Exercise prompt = Take every line where the string "threshold" appears and copy it.

***** Data listing

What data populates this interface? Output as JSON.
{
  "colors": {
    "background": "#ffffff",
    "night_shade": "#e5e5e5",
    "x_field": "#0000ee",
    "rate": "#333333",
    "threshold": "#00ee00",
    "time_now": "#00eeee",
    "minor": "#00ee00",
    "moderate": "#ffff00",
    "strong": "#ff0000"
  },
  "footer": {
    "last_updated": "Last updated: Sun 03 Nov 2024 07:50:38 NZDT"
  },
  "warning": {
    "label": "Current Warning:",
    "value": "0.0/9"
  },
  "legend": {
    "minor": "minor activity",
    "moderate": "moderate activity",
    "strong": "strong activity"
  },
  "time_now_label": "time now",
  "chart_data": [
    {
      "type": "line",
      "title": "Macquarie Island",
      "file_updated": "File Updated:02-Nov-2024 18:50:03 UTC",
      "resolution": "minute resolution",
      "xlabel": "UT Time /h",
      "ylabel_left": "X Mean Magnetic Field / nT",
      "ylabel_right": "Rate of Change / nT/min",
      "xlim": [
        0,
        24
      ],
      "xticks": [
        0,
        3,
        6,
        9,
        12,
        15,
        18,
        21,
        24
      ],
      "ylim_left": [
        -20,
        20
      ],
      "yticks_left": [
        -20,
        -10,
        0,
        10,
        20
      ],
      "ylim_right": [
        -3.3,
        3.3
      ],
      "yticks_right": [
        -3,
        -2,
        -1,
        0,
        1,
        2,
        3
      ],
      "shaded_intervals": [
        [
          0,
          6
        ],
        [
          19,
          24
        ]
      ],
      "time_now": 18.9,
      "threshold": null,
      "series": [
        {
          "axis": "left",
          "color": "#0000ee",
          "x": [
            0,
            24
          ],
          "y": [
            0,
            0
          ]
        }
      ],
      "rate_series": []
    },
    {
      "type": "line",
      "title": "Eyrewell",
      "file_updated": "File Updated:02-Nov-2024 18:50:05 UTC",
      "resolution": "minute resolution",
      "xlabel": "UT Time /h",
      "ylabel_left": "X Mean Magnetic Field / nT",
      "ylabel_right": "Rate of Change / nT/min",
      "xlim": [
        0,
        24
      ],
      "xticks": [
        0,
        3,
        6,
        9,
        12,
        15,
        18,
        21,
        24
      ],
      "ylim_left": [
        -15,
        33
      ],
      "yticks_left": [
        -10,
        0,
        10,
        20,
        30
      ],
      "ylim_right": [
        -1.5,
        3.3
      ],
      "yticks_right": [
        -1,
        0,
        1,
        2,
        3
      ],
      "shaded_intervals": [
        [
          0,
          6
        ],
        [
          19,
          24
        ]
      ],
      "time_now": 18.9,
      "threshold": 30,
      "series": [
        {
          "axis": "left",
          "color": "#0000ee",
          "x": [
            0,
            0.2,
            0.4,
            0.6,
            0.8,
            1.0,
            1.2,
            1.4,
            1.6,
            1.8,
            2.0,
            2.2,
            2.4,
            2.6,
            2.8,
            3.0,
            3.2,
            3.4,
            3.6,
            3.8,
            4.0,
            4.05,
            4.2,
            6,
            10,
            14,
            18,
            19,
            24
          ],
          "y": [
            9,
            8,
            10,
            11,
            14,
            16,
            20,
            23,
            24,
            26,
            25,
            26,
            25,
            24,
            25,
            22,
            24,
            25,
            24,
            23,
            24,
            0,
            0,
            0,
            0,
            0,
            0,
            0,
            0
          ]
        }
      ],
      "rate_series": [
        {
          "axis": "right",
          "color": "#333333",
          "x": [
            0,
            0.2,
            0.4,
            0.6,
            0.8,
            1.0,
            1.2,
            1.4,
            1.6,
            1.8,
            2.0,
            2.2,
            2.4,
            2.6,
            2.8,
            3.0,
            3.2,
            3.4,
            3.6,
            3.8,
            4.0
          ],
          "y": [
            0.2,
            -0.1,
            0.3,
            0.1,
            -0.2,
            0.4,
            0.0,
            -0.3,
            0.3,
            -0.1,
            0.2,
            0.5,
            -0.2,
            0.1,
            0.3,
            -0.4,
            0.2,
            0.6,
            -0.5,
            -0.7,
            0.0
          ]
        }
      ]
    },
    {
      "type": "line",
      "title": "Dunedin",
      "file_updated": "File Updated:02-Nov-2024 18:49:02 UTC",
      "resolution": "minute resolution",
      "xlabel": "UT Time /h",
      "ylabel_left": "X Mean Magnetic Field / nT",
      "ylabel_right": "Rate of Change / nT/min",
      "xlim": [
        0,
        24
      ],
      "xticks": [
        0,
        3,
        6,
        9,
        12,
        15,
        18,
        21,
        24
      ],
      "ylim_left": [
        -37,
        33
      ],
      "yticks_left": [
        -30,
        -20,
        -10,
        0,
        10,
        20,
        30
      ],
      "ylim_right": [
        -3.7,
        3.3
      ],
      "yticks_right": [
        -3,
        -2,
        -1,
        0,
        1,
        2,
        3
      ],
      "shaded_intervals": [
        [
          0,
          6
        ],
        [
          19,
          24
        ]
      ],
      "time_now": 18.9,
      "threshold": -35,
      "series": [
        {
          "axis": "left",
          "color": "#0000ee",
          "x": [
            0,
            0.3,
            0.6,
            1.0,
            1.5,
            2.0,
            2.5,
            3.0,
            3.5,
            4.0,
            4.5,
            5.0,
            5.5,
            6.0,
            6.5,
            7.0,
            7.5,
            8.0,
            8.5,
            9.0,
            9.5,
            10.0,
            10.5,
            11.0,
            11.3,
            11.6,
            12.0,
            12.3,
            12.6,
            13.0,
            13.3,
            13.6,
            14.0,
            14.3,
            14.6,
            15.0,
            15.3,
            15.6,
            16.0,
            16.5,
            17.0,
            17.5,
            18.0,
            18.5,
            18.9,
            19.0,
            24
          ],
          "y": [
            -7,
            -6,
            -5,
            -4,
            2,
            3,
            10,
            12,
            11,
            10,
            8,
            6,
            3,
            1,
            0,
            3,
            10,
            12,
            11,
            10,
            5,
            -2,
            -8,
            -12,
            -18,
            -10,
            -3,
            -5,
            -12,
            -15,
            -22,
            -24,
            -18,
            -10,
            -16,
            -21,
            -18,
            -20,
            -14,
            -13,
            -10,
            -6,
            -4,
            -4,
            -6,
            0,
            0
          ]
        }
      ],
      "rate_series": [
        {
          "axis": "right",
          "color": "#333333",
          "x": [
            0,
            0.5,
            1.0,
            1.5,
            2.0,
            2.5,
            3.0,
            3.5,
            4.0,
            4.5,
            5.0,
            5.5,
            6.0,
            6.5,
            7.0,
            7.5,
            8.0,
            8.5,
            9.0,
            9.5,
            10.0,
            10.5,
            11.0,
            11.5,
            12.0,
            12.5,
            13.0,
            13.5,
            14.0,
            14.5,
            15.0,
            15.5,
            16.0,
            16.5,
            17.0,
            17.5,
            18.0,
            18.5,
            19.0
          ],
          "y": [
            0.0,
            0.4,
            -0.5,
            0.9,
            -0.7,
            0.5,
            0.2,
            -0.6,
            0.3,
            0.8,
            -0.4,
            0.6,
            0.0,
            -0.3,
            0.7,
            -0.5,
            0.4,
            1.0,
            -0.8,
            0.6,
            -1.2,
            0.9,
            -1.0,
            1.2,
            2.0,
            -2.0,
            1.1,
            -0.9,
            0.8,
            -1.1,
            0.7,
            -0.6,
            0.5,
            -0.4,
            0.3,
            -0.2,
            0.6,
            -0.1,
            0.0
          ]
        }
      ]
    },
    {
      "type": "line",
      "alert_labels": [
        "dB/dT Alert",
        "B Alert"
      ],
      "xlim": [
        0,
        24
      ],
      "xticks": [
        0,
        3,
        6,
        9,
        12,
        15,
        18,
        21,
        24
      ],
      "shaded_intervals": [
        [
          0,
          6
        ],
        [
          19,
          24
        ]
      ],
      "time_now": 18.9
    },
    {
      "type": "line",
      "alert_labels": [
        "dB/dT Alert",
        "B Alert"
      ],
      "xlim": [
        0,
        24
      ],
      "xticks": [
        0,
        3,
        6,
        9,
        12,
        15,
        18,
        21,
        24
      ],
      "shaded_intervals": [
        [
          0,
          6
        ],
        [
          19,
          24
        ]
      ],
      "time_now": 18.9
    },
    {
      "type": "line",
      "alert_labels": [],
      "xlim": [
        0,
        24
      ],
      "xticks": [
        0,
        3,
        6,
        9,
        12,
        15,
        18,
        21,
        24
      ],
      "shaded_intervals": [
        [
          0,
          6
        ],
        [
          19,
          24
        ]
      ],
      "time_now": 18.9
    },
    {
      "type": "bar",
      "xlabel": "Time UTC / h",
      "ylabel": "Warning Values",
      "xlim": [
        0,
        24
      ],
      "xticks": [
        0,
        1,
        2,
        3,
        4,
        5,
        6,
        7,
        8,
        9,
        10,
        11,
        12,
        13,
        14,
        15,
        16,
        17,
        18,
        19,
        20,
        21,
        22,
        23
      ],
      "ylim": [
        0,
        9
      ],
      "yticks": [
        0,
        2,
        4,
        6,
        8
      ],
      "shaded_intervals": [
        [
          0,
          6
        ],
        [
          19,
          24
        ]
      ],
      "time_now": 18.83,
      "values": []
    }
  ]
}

**********

Worked answer =
    "threshold": "#00ee00",
      "threshold": null,
      "threshold": 30,
      "threshold": -35,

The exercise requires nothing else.